> [Description of the task]:
Search the records for the word "Read" and pick out every line that has it.

.....

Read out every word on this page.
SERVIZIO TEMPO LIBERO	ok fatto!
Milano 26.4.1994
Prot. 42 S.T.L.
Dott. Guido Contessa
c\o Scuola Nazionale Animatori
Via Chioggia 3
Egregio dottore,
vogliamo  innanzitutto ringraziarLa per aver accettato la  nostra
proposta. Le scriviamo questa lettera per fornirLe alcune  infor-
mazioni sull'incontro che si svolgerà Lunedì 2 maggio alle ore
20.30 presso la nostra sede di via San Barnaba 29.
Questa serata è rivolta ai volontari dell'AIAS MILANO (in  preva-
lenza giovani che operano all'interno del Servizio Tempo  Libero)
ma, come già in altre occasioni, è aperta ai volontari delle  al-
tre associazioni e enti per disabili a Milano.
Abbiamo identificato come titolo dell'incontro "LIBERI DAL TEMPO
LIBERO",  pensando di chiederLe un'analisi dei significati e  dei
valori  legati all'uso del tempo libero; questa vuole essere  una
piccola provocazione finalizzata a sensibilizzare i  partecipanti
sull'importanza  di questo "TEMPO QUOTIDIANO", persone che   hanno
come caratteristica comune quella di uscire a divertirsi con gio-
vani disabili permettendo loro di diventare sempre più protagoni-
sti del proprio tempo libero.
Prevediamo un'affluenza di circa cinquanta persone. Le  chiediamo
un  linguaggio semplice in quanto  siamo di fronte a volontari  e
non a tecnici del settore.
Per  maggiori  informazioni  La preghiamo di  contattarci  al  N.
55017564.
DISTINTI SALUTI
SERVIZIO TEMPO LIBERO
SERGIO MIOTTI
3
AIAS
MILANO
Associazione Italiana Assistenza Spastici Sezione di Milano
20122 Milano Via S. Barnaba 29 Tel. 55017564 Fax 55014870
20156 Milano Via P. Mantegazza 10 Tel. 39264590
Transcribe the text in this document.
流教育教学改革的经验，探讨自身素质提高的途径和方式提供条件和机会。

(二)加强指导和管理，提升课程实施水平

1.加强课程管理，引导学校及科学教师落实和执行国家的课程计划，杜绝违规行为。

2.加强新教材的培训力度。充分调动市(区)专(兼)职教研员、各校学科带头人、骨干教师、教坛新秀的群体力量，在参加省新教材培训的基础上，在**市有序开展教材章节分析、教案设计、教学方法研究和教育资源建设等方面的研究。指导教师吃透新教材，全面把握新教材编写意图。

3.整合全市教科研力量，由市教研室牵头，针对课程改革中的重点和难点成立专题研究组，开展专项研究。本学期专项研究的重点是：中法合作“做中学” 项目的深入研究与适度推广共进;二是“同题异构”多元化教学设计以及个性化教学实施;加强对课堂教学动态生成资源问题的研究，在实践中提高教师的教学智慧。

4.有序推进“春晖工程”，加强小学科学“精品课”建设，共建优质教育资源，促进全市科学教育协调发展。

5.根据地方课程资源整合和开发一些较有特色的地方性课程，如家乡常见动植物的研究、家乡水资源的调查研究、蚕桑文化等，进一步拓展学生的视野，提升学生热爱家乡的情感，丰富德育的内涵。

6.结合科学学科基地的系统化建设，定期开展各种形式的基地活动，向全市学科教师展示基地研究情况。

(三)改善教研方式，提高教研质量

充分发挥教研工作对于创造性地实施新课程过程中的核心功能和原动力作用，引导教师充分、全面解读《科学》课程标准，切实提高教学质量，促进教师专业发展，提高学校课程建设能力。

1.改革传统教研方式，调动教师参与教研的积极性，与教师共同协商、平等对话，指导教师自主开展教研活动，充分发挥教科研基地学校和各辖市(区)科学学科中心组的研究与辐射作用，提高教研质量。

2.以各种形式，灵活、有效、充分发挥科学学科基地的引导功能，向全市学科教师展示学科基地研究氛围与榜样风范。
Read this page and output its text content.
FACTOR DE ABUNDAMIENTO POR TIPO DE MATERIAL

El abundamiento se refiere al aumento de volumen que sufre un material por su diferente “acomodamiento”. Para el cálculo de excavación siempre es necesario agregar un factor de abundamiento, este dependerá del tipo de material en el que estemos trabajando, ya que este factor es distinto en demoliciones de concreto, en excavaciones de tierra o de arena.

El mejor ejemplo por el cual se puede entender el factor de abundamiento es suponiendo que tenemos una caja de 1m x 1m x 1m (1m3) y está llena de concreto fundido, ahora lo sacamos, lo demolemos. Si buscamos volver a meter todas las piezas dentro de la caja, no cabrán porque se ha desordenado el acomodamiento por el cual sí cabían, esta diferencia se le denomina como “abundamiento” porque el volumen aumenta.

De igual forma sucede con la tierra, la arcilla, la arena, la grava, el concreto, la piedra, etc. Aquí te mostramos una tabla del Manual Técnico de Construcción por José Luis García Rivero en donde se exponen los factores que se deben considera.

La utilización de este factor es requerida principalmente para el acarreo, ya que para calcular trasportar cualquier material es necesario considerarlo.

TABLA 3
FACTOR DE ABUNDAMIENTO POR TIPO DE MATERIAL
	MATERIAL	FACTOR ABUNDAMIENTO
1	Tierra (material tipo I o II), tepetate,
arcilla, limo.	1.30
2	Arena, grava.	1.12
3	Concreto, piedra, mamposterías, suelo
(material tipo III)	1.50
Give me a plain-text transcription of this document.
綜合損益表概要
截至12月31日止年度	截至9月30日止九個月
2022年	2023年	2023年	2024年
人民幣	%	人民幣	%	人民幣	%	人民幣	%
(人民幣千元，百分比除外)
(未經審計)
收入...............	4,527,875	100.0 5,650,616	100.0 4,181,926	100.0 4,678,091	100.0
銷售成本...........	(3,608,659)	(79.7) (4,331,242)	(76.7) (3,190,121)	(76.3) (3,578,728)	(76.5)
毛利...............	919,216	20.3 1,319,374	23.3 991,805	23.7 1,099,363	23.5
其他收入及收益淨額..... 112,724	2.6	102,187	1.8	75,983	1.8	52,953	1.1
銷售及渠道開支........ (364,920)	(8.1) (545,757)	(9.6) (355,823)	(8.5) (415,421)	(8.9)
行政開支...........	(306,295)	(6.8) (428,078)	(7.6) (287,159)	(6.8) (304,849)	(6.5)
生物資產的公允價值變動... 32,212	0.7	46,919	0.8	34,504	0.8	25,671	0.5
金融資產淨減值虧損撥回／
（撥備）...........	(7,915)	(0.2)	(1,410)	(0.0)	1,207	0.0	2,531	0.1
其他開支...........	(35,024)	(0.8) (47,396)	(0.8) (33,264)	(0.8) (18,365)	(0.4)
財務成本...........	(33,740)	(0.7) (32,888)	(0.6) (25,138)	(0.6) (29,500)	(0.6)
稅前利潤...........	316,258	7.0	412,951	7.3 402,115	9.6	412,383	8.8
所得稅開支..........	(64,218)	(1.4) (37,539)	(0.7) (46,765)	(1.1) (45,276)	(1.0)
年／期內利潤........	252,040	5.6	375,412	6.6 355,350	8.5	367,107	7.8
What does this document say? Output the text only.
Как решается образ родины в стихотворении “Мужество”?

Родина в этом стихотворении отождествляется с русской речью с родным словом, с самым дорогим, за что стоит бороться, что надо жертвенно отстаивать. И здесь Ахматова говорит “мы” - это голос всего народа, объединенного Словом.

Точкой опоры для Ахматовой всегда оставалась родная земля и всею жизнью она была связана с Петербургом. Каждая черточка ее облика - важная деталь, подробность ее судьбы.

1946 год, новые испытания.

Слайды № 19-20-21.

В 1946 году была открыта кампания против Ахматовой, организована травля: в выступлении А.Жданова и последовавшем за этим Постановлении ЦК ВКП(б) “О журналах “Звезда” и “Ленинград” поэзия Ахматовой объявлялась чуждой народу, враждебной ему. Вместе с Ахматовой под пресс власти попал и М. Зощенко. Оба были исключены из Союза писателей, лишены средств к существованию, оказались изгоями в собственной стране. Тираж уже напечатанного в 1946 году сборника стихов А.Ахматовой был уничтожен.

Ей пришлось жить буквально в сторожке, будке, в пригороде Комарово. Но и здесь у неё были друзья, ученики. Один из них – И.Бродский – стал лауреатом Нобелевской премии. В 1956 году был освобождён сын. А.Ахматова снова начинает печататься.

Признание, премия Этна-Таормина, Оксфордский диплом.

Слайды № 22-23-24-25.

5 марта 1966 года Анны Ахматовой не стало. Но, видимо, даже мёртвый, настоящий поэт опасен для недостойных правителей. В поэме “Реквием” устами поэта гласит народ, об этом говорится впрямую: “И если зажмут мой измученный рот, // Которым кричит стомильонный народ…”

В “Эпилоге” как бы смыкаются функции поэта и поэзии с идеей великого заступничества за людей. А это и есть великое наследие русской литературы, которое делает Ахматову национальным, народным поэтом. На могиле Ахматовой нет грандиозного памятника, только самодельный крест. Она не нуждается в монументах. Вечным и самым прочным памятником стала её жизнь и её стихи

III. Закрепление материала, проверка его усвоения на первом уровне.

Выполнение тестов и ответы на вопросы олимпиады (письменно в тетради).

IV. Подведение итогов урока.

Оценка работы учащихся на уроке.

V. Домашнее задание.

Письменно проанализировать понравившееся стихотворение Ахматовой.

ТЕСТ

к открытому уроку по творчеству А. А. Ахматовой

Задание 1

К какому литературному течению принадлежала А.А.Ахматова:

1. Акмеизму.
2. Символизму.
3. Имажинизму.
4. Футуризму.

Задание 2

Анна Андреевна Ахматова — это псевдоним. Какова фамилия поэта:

.....

> [Task answer]:
Read out every word on this page.
Read this page and output its text content.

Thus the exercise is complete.